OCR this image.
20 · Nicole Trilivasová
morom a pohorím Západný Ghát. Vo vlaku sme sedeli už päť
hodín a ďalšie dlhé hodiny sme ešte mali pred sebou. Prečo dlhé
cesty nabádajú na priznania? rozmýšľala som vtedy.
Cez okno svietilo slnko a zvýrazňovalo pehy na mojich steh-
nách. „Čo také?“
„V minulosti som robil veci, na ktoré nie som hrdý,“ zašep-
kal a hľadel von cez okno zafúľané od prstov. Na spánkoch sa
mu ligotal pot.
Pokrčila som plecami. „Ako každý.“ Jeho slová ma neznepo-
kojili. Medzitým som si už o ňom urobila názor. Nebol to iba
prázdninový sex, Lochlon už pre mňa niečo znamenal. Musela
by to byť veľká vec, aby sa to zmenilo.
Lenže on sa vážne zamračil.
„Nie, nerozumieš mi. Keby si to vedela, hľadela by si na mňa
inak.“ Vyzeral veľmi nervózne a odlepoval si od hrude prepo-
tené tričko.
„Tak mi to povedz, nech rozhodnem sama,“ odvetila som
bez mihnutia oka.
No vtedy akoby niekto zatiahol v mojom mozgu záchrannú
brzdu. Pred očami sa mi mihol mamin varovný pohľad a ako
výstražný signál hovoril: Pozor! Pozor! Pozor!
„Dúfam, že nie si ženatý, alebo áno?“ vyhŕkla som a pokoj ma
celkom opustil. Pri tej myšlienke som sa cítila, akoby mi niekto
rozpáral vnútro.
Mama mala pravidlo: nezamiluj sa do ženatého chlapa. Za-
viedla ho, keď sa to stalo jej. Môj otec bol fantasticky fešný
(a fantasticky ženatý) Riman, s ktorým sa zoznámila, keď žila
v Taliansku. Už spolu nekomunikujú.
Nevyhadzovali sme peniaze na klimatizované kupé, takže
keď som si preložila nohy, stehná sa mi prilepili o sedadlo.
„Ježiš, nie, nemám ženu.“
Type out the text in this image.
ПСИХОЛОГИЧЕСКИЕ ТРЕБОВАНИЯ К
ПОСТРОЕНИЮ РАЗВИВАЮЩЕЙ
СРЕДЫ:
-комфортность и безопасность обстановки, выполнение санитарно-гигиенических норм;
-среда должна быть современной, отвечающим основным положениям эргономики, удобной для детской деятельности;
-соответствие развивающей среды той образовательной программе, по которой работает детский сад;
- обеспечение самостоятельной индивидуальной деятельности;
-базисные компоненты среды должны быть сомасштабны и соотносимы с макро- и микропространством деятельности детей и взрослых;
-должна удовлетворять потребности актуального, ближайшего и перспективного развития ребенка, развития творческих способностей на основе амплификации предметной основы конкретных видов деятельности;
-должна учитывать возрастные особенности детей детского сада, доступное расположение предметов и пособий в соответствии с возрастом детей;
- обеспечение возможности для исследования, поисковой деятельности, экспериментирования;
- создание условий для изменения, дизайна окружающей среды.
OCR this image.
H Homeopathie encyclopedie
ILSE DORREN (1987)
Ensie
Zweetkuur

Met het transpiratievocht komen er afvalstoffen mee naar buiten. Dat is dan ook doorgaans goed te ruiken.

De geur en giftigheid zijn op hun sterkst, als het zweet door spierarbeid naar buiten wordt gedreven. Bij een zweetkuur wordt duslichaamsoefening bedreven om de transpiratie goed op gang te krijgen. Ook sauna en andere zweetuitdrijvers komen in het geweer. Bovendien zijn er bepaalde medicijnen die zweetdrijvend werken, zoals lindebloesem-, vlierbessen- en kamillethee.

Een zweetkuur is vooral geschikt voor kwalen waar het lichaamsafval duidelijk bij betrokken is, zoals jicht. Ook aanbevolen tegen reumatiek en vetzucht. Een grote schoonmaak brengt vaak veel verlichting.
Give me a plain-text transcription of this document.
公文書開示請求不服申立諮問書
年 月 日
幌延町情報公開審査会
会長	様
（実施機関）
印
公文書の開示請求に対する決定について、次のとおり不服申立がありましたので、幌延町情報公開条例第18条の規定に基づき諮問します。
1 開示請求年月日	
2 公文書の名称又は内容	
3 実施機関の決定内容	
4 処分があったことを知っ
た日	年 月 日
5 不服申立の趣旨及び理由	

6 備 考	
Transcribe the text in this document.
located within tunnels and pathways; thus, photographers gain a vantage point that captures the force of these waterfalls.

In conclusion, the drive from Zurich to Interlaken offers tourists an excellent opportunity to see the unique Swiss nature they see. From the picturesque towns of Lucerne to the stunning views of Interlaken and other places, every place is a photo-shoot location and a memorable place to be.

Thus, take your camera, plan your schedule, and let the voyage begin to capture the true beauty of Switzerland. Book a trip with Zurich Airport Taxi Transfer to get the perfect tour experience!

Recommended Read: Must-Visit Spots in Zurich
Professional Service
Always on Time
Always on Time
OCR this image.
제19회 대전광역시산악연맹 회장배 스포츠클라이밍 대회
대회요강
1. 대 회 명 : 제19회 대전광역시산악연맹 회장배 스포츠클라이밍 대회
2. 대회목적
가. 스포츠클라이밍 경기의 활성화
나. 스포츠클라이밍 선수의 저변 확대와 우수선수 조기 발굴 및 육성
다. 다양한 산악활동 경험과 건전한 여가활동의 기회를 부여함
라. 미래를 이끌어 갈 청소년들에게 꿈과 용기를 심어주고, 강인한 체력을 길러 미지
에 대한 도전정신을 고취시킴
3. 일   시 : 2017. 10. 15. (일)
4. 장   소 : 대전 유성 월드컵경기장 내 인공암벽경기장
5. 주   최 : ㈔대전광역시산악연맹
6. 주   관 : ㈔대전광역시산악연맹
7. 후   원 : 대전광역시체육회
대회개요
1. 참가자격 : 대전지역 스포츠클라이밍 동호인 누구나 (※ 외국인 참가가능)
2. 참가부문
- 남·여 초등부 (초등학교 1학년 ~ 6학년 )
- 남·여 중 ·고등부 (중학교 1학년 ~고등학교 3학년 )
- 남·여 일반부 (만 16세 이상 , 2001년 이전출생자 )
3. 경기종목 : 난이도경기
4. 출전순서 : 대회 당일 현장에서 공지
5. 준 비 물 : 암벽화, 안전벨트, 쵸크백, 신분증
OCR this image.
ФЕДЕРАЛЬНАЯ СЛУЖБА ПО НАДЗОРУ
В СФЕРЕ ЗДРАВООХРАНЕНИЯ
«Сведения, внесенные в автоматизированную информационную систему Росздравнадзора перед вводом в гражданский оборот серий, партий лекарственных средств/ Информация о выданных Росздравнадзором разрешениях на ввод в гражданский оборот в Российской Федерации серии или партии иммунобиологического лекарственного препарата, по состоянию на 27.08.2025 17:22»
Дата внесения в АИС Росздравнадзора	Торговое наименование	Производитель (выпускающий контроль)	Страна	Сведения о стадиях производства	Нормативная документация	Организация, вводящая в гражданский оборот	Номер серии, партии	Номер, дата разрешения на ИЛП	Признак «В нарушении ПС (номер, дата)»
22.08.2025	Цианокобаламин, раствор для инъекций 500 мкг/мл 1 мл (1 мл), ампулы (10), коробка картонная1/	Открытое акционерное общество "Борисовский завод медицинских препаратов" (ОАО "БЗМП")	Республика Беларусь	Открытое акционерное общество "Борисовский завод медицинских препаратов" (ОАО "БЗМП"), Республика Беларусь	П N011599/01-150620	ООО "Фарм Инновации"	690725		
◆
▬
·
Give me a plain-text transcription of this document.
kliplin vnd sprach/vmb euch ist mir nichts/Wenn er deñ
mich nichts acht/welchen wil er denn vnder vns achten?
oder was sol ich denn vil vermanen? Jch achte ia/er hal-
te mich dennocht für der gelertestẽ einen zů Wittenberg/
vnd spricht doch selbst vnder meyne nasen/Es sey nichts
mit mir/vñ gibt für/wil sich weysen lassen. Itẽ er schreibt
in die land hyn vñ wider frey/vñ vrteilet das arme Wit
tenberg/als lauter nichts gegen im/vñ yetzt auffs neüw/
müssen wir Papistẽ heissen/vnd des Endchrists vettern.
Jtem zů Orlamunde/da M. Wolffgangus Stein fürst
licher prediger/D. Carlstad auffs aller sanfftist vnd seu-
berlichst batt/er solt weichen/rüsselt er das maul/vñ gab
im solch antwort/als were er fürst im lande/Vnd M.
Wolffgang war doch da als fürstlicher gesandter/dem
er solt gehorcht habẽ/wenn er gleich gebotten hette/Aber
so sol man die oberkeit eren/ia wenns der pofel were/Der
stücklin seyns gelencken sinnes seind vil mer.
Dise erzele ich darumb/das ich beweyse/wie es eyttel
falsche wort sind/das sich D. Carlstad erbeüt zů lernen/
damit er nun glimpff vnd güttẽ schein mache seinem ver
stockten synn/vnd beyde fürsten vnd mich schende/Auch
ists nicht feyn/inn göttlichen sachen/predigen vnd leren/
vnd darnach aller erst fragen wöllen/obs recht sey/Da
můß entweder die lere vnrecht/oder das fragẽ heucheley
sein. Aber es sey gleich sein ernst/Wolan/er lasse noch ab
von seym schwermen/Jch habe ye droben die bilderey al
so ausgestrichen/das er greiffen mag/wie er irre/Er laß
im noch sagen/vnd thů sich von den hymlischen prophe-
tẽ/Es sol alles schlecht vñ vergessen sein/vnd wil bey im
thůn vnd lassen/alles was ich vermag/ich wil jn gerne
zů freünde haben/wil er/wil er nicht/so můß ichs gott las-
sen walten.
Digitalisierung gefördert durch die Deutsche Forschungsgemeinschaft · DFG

========================================

Using the records given above, list every line that includes the word "solt".

berlichst batt/er solt weichen/rüsselt er das maul/vñ gab
er solt gehorcht habẽ/wenn er gleich gebotten hette/Aber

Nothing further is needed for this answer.